Items from a data source
────────────────
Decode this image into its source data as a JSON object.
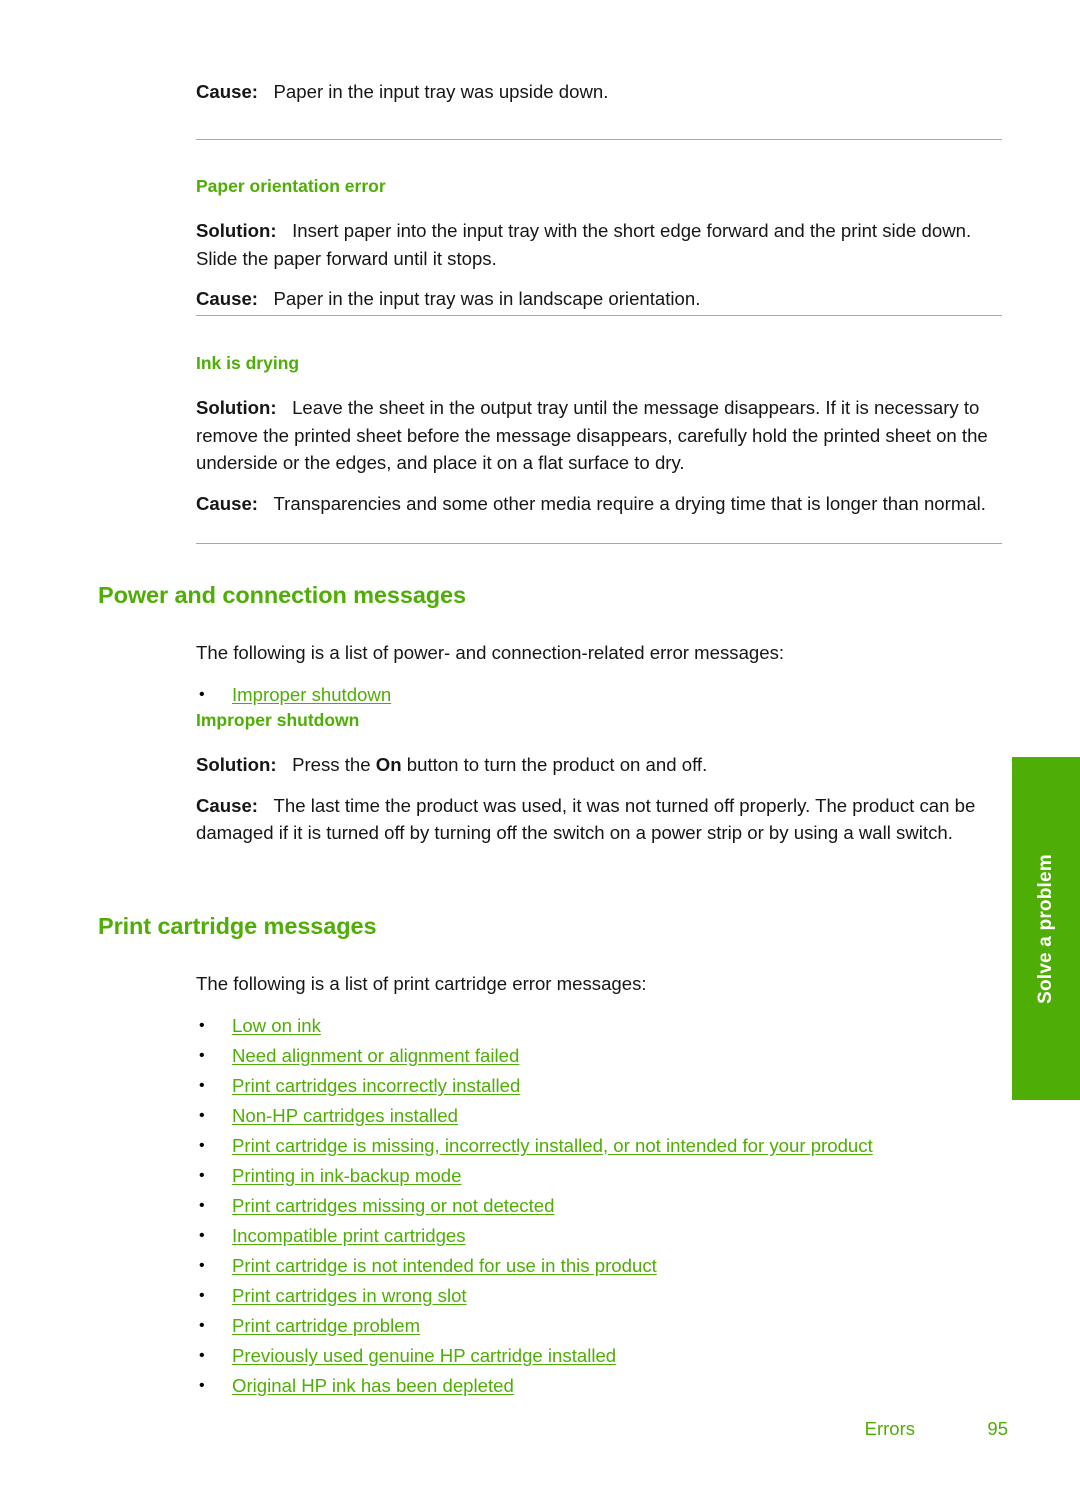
{
  "colors": {
    "accent_green": "#4fae05",
    "rule_gray": "#a6a8ab",
    "body_text": "#161616",
    "tab_text": "#ffffff"
  },
  "blocks": {
    "top_cause": {
      "label": "Cause:",
      "text": "Paper in the input tray was upside down."
    },
    "paper_orientation_error": {
      "heading": "Paper orientation error",
      "solution_label": "Solution:",
      "solution_text": "Insert paper into the input tray with the short edge forward and the print side down. Slide the paper forward until it stops.",
      "cause_label": "Cause:",
      "cause_text": "Paper in the input tray was in landscape orientation."
    },
    "ink_is_drying": {
      "heading": "Ink is drying",
      "solution_label": "Solution:",
      "solution_text": "Leave the sheet in the output tray until the message disappears. If it is necessary to remove the printed sheet before the message disappears, carefully hold the printed sheet on the underside or the edges, and place it on a flat surface to dry.",
      "cause_label": "Cause:",
      "cause_text": "Transparencies and some other media require a drying time that is longer than normal."
    },
    "power_and_connection": {
      "heading": "Power and connection messages",
      "intro": "The following is a list of power- and connection-related error messages:",
      "links": [
        "Improper shutdown"
      ]
    },
    "improper_shutdown": {
      "heading": "Improper shutdown",
      "solution_label": "Solution:",
      "solution_text_before": "Press the ",
      "solution_bold": "On",
      "solution_text_after": " button to turn the product on and off.",
      "cause_label": "Cause:",
      "cause_text": "The last time the product was used, it was not turned off properly. The product can be damaged if it is turned off by turning off the switch on a power strip or by using a wall switch."
    },
    "print_cartridge_messages": {
      "heading": "Print cartridge messages",
      "intro": "The following is a list of print cartridge error messages:",
      "links": [
        "Low on ink",
        "Need alignment or alignment failed",
        "Print cartridges incorrectly installed",
        "Non-HP cartridges installed",
        "Print cartridge is missing, incorrectly installed, or not intended for your product",
        "Printing in ink-backup mode",
        "Print cartridges missing or not detected",
        "Incompatible print cartridges",
        "Print cartridge is not intended for use in this product",
        "Print cartridges in wrong slot",
        "Print cartridge problem",
        "Previously used genuine HP cartridge installed",
        "Original HP ink has been depleted"
      ]
    }
  },
  "side_tab": {
    "label": "Solve a problem"
  },
  "footer": {
    "chapter": "Errors",
    "page_number": "95"
  },
  "bullet_glyph": "•"
}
────────────────
* _Set exercise_: Exclude the images, then output the data above word for word.

* _Finished exercise_:
Decode this image into its source data as a JSON object.
{
  "colors": {
    "accent_green": "#4fae05",
    "rule_gray": "#a6a8ab",
    "body_text": "#161616",
    "tab_text": "#ffffff"
  },
  "blocks": {
    "top_cause": {
      "label": "Cause:",
      "text": "Paper in the input tray was upside down."
    },
    "paper_orientation_error": {
      "heading": "Paper orientation error",
      "solution_label": "Solution:",
      "solution_text": "Insert paper into the input tray with the short edge forward and the print side down. Slide the paper forward until it stops.",
      "cause_label": "Cause:",
      "cause_text": "Paper in the input tray was in landscape orientation."
    },
    "ink_is_drying": {
      "heading": "Ink is drying",
      "solution_label": "Solution:",
      "solution_text": "Leave the sheet in the output tray until the message disappears. If it is necessary to remove the printed sheet before the message disappears, carefully hold the printed sheet on the underside or the edges, and place it on a flat surface to dry.",
      "cause_label": "Cause:",
      "cause_text": "Transparencies and some other media require a drying time that is longer than normal."
    },
    "power_and_connection": {
      "heading": "Power and connection messages",
      "intro": "The following is a list of power- and connection-related error messages:",
      "links": [
        "Improper shutdown"
      ]
    },
    "improper_shutdown": {
      "heading": "Improper shutdown",
      "solution_label": "Solution:",
      "solution_text_before": "Press the ",
      "solution_bold": "On",
      "solution_text_after": " button to turn the product on and off.",
      "cause_label": "Cause:",
      "cause_text": "The last time the product was used, it was not turned off properly. The product can be damaged if it is turned off by turning off the switch on a power strip or by using a wall switch."
    },
    "print_cartridge_messages": {
      "heading": "Print cartridge messages",
      "intro": "The following is a list of print cartridge error messages:",
      "links": [
        "Low on ink",
        "Need alignment or alignment failed",
        "Print cartridges incorrectly installed",
        "Non-HP cartridges installed",
        "Print cartridge is missing, incorrectly installed, or not intended for your product",
        "Printing in ink-backup mode",
        "Print cartridges missing or not detected",
        "Incompatible print cartridges",
        "Print cartridge is not intended for use in this product",
        "Print cartridges in wrong slot",
        "Print cartridge problem",
        "Previously used genuine HP cartridge installed",
        "Original HP ink has been depleted"
      ]
    }
  },
  "side_tab": {
    "label": "Solve a problem"
  },
  "footer": {
    "chapter": "Errors",
    "page_number": "95"
  },
  "bullet_glyph": "•"
}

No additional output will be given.